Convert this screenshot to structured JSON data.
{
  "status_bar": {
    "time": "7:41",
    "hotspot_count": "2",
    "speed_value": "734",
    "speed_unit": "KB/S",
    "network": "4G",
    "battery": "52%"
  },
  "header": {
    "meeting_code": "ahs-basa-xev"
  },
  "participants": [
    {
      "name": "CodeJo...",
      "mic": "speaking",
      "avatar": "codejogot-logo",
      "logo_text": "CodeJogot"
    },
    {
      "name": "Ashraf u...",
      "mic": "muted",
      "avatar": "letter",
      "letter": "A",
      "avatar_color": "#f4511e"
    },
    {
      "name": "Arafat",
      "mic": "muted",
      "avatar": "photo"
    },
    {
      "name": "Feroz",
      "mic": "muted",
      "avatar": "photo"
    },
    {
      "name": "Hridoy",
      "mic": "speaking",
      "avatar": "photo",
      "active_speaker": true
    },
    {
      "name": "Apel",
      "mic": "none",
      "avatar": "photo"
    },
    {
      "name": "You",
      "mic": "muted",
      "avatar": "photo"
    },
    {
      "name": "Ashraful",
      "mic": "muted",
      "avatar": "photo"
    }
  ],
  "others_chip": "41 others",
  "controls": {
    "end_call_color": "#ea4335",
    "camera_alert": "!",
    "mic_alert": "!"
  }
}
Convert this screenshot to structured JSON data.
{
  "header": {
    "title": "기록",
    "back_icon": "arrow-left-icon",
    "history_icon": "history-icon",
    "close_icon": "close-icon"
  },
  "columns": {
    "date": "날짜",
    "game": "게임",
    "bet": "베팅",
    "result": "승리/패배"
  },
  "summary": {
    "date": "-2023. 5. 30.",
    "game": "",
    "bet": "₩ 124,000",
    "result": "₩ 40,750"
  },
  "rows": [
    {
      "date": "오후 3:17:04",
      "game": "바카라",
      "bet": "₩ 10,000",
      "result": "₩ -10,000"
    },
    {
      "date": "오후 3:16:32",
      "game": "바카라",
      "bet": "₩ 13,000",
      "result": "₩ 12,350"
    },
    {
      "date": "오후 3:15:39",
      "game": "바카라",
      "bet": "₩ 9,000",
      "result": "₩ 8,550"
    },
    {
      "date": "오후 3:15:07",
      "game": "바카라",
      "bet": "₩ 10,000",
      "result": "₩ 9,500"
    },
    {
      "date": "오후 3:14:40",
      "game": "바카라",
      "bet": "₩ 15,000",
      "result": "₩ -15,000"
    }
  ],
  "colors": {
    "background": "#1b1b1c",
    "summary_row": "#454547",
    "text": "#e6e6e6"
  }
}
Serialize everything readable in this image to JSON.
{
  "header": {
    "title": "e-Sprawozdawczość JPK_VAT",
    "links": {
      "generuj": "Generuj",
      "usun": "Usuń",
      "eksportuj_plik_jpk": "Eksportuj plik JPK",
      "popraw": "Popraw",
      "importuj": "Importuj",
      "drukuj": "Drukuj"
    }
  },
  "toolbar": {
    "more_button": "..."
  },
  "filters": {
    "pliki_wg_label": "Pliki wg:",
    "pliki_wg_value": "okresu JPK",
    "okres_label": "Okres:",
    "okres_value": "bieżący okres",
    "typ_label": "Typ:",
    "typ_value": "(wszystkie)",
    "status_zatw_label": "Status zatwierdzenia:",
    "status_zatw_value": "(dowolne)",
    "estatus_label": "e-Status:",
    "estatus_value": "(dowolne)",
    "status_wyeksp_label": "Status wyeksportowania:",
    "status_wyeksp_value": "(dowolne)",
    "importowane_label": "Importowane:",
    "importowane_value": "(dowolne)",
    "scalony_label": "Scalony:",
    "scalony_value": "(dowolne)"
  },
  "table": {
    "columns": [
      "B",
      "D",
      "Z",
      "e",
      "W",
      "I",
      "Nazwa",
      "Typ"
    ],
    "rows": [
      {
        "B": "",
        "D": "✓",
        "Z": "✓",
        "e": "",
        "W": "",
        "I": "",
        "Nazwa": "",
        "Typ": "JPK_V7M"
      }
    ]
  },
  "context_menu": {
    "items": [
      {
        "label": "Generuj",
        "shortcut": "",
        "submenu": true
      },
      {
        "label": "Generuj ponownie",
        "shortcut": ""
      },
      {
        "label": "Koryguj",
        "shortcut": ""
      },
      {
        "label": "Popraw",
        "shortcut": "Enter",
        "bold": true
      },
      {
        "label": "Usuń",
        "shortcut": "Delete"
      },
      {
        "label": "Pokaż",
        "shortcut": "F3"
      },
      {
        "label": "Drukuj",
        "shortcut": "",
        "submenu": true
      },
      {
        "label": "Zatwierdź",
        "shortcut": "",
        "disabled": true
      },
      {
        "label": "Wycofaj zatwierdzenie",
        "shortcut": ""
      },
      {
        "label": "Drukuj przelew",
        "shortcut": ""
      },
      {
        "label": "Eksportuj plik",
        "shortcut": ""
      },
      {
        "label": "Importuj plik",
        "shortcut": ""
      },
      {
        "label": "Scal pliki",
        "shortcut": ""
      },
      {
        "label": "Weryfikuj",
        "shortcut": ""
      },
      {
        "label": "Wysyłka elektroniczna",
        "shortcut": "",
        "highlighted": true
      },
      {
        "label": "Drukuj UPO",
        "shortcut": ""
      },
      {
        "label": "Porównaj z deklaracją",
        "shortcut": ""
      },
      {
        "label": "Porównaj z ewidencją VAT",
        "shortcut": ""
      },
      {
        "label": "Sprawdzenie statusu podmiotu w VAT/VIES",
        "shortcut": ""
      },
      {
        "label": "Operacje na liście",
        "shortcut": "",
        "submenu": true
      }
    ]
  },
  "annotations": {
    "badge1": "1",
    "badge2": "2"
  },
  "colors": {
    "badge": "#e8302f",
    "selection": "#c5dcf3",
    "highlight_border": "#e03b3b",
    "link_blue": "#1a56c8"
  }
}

──────────

WRITTEN INSTRUCTION |
What is the number of lines above that hold the string "title"? Answer with that number alone.

TASK SOLUTION |
2